[Document page transcript entries]

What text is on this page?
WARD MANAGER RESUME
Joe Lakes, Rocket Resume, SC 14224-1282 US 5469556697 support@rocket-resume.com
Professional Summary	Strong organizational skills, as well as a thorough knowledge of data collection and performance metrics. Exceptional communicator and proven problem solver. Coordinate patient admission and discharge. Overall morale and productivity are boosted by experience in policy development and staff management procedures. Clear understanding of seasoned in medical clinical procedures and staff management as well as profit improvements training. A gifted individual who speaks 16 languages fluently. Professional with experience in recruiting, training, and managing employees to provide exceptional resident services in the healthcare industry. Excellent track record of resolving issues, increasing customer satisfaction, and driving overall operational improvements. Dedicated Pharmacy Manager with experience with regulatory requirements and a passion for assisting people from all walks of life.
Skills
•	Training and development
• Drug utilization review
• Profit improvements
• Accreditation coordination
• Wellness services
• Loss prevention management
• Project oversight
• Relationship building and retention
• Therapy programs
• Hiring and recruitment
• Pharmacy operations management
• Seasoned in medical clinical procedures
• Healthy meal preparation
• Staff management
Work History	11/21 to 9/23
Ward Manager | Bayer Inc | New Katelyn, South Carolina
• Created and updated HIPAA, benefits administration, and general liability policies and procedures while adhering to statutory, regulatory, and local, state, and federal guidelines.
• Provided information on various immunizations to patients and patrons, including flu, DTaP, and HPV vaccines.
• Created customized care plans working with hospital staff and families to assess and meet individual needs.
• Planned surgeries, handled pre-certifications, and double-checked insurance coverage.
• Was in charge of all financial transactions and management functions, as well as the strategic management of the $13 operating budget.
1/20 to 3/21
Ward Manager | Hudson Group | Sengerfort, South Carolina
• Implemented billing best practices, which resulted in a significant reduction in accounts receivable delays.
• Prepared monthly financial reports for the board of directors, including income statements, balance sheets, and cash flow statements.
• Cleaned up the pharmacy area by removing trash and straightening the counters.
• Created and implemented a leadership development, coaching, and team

-- WORK TO BE COMPLETED --
Copy out each line of the records where the string "medical" appears.

-- ANSWER SECTION --
Professional Summary	Strong organizational skills, as well as a thorough knowledge of data collection and performance metrics. Exceptional communicator and proven problem solver. Coordinate patient admission and discharge. Overall morale and productivity are boosted by experience in policy development and staff management procedures. Clear understanding of seasoned in medical clinical procedures and staff management as well as profit improvements training. A gifted individual who speaks 16 languages fluently. Professional with experience in recruiting, training, and managing employees to provide exceptional resident services in the healthcare industry. Excellent track record of resolving issues, increasing customer satisfaction, and driving overall operational improvements. Dedicated Pharmacy Manager with experience with regulatory requirements and a passion for assisting people from all walks of life.
• Seasoned in medical clinical procedures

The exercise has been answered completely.